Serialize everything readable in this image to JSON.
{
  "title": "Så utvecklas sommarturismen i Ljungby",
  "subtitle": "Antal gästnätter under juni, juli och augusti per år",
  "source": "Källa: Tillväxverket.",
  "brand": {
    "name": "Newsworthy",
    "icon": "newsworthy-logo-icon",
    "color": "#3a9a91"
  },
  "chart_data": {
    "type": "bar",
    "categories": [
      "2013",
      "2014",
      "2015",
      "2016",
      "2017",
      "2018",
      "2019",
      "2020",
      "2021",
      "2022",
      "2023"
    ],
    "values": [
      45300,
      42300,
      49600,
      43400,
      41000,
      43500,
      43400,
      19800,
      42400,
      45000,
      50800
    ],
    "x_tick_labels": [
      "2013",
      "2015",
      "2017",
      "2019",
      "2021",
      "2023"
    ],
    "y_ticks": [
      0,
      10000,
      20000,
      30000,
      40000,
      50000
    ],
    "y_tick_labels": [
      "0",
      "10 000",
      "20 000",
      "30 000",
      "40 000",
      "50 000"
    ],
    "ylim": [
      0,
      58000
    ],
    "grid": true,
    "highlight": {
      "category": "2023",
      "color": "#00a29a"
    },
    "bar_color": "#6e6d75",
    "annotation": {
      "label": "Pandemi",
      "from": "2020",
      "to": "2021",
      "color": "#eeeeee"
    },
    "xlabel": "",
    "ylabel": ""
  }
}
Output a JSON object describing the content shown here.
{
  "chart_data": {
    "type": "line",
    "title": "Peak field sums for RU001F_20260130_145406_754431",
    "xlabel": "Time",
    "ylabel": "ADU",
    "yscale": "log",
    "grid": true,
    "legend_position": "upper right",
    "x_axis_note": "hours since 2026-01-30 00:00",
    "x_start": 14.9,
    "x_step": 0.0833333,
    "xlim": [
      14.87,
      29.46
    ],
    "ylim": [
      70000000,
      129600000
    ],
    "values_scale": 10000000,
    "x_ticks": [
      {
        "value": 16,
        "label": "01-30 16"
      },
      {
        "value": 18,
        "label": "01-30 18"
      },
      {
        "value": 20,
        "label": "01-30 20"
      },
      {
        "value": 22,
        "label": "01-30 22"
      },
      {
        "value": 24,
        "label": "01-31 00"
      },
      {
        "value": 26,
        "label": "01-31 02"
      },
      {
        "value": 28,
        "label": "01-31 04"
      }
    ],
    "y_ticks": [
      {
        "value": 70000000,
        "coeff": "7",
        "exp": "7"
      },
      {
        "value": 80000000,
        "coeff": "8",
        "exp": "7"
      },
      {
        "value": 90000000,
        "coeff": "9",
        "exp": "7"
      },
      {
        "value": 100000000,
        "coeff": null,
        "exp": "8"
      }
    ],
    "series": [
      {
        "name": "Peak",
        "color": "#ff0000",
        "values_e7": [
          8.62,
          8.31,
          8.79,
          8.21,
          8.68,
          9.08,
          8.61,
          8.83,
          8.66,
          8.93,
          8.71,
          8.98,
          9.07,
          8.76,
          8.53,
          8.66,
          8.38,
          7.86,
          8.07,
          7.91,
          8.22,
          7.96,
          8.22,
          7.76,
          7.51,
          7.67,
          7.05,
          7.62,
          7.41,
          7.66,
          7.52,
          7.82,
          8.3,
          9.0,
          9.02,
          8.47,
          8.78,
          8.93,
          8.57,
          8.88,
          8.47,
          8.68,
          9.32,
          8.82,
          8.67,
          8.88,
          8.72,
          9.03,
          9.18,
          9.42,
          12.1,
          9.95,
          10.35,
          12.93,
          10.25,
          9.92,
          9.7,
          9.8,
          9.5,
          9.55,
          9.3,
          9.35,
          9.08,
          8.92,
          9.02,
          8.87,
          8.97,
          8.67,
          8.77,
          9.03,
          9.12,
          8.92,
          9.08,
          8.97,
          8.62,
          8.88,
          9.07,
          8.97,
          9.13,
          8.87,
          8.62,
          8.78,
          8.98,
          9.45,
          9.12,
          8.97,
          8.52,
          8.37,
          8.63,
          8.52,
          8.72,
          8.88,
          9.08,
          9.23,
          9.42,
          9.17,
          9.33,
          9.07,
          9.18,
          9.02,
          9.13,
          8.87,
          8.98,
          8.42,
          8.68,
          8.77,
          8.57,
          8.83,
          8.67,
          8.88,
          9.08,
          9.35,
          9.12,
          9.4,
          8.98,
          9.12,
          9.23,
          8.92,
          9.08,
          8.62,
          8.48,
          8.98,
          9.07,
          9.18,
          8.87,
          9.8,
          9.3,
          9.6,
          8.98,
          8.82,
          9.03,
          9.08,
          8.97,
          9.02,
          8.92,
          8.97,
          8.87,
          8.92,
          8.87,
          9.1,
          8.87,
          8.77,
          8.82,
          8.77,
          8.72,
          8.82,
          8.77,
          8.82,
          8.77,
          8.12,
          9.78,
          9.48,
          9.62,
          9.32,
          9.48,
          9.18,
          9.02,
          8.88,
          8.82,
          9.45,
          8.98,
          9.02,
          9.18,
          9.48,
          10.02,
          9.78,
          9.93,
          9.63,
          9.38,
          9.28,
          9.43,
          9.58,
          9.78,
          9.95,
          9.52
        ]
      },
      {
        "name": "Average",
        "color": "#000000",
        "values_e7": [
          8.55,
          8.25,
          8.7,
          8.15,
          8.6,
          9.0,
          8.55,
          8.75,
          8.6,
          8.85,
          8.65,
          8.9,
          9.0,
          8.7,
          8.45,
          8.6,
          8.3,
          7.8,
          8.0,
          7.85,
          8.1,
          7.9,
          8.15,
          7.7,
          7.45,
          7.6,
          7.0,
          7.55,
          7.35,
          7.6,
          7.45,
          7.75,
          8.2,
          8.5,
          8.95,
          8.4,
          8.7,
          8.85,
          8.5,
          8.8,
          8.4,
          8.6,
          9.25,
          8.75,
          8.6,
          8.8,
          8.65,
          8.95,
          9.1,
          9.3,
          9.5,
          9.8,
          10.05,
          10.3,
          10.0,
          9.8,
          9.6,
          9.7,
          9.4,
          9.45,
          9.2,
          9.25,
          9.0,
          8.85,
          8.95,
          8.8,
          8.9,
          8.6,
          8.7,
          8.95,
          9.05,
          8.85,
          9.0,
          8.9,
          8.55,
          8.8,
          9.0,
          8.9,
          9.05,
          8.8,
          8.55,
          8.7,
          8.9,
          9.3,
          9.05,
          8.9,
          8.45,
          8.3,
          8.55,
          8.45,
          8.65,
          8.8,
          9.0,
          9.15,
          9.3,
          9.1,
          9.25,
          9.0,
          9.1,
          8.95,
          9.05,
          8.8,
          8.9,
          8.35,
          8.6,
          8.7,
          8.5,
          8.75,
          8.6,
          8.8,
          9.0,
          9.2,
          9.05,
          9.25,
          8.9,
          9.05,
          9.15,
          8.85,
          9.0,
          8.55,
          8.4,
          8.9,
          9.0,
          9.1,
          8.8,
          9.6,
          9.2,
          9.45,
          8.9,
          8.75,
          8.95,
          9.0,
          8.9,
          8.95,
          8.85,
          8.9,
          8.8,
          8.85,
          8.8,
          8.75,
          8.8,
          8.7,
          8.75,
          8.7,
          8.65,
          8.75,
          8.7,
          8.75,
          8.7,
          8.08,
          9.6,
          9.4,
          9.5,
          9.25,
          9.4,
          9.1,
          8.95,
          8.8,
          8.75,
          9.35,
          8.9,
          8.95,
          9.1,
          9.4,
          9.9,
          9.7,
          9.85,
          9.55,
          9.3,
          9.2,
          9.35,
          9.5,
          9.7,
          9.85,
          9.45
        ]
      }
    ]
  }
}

---*---

--- Exercise directions ---
Give back the whole listing exactly as it reads.

--- Response for this exercise ---
Serialize everything readable in this image to JSON.
{
  "title": "Så utvecklas sommarturismen i Ljungby",
  "subtitle": "Antal gästnätter under juni, juli och augusti per år",
  "source": "Källa: Tillväxverket.",
  "brand": {
    "name": "Newsworthy",
    "icon": "newsworthy-logo-icon",
    "color": "#3a9a91"
  },
  "chart_data": {
    "type": "bar",
    "categories": [
      "2013",
      "2014",
      "2015",
      "2016",
      "2017",
      "2018",
      "2019",
      "2020",
      "2021",
      "2022",
      "2023"
    ],
    "values": [
      45300,
      42300,
      49600,
      43400,
      41000,
      43500,
      43400,
      19800,
      42400,
      45000,
      50800
    ],
    "x_tick_labels": [
      "2013",
      "2015",
      "2017",
      "2019",
      "2021",
      "2023"
    ],
    "y_ticks": [
      0,
      10000,
      20000,
      30000,
      40000,
      50000
    ],
    "y_tick_labels": [
      "0",
      "10 000",
      "20 000",
      "30 000",
      "40 000",
      "50 000"
    ],
    "ylim": [
      0,
      58000
    ],
    "grid": true,
    "highlight": {
      "category": "2023",
      "color": "#00a29a"
    },
    "bar_color": "#6e6d75",
    "annotation": {
      "label": "Pandemi",
      "from": "2020",
      "to": "2021",
      "color": "#eeeeee"
    },
    "xlabel": "",
    "ylabel": ""
  }
}
Output a JSON object describing the content shown here.
{
  "chart_data": {
    "type": "line",
    "title": "Peak field sums for RU001F_20260130_145406_754431",
    "xlabel": "Time",
    "ylabel": "ADU",
    "yscale": "log",
    "grid": true,
    "legend_position": "upper right",
    "x_axis_note": "hours since 2026-01-30 00:00",
    "x_start": 14.9,
    "x_step": 0.0833333,
    "xlim": [
      14.87,
      29.46
    ],
    "ylim": [
      70000000,
      129600000
    ],
    "values_scale": 10000000,
    "x_ticks": [
      {
        "value": 16,
        "label": "01-30 16"
      },
      {
        "value": 18,
        "label": "01-30 18"
      },
      {
        "value": 20,
        "label": "01-30 20"
      },
      {
        "value": 22,
        "label": "01-30 22"
      },
      {
        "value": 24,
        "label": "01-31 00"
      },
      {
        "value": 26,
        "label": "01-31 02"
      },
      {
        "value": 28,
        "label": "01-31 04"
      }
    ],
    "y_ticks": [
      {
        "value": 70000000,
        "coeff": "7",
        "exp": "7"
      },
      {
        "value": 80000000,
        "coeff": "8",
        "exp": "7"
      },
      {
        "value": 90000000,
        "coeff": "9",
        "exp": "7"
      },
      {
        "value": 100000000,
        "coeff": null,
        "exp": "8"
      }
    ],
    "series": [
      {
        "name": "Peak",
        "color": "#ff0000",
        "values_e7": [
          8.62,
          8.31,
          8.79,
          8.21,
          8.68,
          9.08,
          8.61,
          8.83,
          8.66,
          8.93,
          8.71,
          8.98,
          9.07,
          8.76,
          8.53,
          8.66,
          8.38,
          7.86,
          8.07,
          7.91,
          8.22,
          7.96,
          8.22,
          7.76,
          7.51,
          7.67,
          7.05,
          7.62,
          7.41,
          7.66,
          7.52,
          7.82,
          8.3,
          9.0,
          9.02,
          8.47,
          8.78,
          8.93,
          8.57,
          8.88,
          8.47,
          8.68,
          9.32,
          8.82,
          8.67,
          8.88,
          8.72,
          9.03,
          9.18,
          9.42,
          12.1,
          9.95,
          10.35,
          12.93,
          10.25,
          9.92,
          9.7,
          9.8,
          9.5,
          9.55,
          9.3,
          9.35,
          9.08,
          8.92,
          9.02,
          8.87,
          8.97,
          8.67,
          8.77,
          9.03,
          9.12,
          8.92,
          9.08,
          8.97,
          8.62,
          8.88,
          9.07,
          8.97,
          9.13,
          8.87,
          8.62,
          8.78,
          8.98,
          9.45,
          9.12,
          8.97,
          8.52,
          8.37,
          8.63,
          8.52,
          8.72,
          8.88,
          9.08,
          9.23,
          9.42,
          9.17,
          9.33,
          9.07,
          9.18,
          9.02,
          9.13,
          8.87,
          8.98,
          8.42,
          8.68,
          8.77,
          8.57,
          8.83,
          8.67,
          8.88,
          9.08,
          9.35,
          9.12,
          9.4,
          8.98,
          9.12,
          9.23,
          8.92,
          9.08,
          8.62,
          8.48,
          8.98,
          9.07,
          9.18,
          8.87,
          9.8,
          9.3,
          9.6,
          8.98,
          8.82,
          9.03,
          9.08,
          8.97,
          9.02,
          8.92,
          8.97,
          8.87,
          8.92,
          8.87,
          9.1,
          8.87,
          8.77,
          8.82,
          8.77,
          8.72,
          8.82,
          8.77,
          8.82,
          8.77,
          8.12,
          9.78,
          9.48,
          9.62,
          9.32,
          9.48,
          9.18,
          9.02,
          8.88,
          8.82,
          9.45,
          8.98,
          9.02,
          9.18,
          9.48,
          10.02,
          9.78,
          9.93,
          9.63,
          9.38,
          9.28,
          9.43,
          9.58,
          9.78,
          9.95,
          9.52
        ]
      },
      {
        "name": "Average",
        "color": "#000000",
        "values_e7": [
          8.55,
          8.25,
          8.7,
          8.15,
          8.6,
          9.0,
          8.55,
          8.75,
          8.6,
          8.85,
          8.65,
          8.9,
          9.0,
          8.7,
          8.45,
          8.6,
          8.3,
          7.8,
          8.0,
          7.85,
          8.1,
          7.9,
          8.15,
          7.7,
          7.45,
          7.6,
          7.0,
          7.55,
          7.35,
          7.6,
          7.45,
          7.75,
          8.2,
          8.5,
          8.95,
          8.4,
          8.7,
          8.85,
          8.5,
          8.8,
          8.4,
          8.6,
          9.25,
          8.75,
          8.6,
          8.8,
          8.65,
          8.95,
          9.1,
          9.3,
          9.5,
          9.8,
          10.05,
          10.3,
          10.0,
          9.8,
          9.6,
          9.7,
          9.4,
          9.45,
          9.2,
          9.25,
          9.0,
          8.85,
          8.95,
          8.8,
          8.9,
          8.6,
          8.7,
          8.95,
          9.05,
          8.85,
          9.0,
          8.9,
          8.55,
          8.8,
          9.0,
          8.9,
          9.05,
          8.8,
          8.55,
          8.7,
          8.9,
          9.3,
          9.05,
          8.9,
          8.45,
          8.3,
          8.55,
          8.45,
          8.65,
          8.8,
          9.0,
          9.15,
          9.3,
          9.1,
          9.25,
          9.0,
          9.1,
          8.95,
          9.05,
          8.8,
          8.9,
          8.35,
          8.6,
          8.7,
          8.5,
          8.75,
          8.6,
          8.8,
          9.0,
          9.2,
          9.05,
          9.25,
          8.9,
          9.05,
          9.15,
          8.85,
          9.0,
          8.55,
          8.4,
          8.9,
          9.0,
          9.1,
          8.8,
          9.6,
          9.2,
          9.45,
          8.9,
          8.75,
          8.95,
          9.0,
          8.9,
          8.95,
          8.85,
          8.9,
          8.8,
          8.85,
          8.8,
          8.75,
          8.8,
          8.7,
          8.75,
          8.7,
          8.65,
          8.75,
          8.7,
          8.75,
          8.7,
          8.08,
          9.6,
          9.4,
          9.5,
          9.25,
          9.4,
          9.1,
          8.95,
          8.8,
          8.75,
          9.35,
          8.9,
          8.95,
          9.1,
          9.4,
          9.9,
          9.7,
          9.85,
          9.55,
          9.3,
          9.2,
          9.35,
          9.5,
          9.7,
          9.85,
          9.45
        ]
      }
    ]
  }
}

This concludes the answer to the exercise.